***** Material for the task *****

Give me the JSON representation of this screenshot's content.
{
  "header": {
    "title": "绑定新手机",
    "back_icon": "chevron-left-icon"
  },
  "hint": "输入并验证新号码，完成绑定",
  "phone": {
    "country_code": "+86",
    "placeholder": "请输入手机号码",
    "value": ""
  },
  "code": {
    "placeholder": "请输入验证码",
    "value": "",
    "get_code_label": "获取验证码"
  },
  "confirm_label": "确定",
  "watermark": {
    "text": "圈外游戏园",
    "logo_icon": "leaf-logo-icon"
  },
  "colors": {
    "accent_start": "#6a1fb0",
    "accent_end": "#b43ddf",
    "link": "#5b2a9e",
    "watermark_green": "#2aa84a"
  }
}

*****

Exercise instructions:
Write out all the entries exactly.

Output of the task:
Give me the JSON representation of this screenshot's content.
{
  "header": {
    "title": "绑定新手机",
    "back_icon": "chevron-left-icon"
  },
  "hint": "输入并验证新号码，完成绑定",
  "phone": {
    "country_code": "+86",
    "placeholder": "请输入手机号码",
    "value": ""
  },
  "code": {
    "placeholder": "请输入验证码",
    "value": "",
    "get_code_label": "获取验证码"
  },
  "confirm_label": "确定",
  "watermark": {
    "text": "圈外游戏园",
    "logo_icon": "leaf-logo-icon"
  },
  "colors": {
    "accent_start": "#6a1fb0",
    "accent_end": "#b43ddf",
    "link": "#5b2a9e",
    "watermark_green": "#2aa84a"
  }
}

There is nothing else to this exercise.